● Aim of the task
Extract, from the listing that follows, each line containing the word "JSON".

Data items
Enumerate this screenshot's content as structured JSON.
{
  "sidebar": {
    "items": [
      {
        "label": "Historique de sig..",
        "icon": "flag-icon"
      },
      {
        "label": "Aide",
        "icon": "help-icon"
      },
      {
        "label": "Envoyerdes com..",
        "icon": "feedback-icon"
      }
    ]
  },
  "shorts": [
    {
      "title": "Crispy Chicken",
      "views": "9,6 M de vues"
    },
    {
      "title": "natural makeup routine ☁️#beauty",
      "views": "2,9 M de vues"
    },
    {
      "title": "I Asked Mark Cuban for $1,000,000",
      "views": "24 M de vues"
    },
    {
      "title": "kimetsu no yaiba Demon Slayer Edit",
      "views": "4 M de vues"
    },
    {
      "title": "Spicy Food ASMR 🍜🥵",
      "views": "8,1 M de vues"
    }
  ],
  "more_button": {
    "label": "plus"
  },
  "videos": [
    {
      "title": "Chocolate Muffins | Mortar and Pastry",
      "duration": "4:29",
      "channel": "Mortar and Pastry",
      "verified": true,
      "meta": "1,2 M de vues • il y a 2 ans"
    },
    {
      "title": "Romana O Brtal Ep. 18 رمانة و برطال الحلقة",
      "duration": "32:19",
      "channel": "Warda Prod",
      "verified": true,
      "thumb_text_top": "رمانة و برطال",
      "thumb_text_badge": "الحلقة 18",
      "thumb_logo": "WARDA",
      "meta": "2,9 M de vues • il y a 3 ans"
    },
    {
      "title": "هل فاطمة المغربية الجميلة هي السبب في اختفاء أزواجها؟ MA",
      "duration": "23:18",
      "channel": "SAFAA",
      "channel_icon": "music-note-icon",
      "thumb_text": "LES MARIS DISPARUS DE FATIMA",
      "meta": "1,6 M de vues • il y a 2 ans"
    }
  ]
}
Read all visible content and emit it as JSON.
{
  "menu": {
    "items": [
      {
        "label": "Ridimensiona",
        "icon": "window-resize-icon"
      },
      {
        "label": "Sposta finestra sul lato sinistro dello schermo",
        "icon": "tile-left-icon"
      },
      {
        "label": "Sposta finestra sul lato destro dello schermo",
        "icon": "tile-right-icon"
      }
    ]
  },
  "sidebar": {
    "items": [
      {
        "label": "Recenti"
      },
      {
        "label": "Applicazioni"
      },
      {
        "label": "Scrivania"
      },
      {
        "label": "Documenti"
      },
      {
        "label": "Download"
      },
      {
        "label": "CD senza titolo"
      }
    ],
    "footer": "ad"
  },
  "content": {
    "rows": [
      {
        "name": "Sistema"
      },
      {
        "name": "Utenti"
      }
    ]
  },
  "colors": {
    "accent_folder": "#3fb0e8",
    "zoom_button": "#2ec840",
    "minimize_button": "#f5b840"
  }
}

● Completed task
Enumerate this screenshot's content as structured JSON.
Read all visible content and emit it as JSON.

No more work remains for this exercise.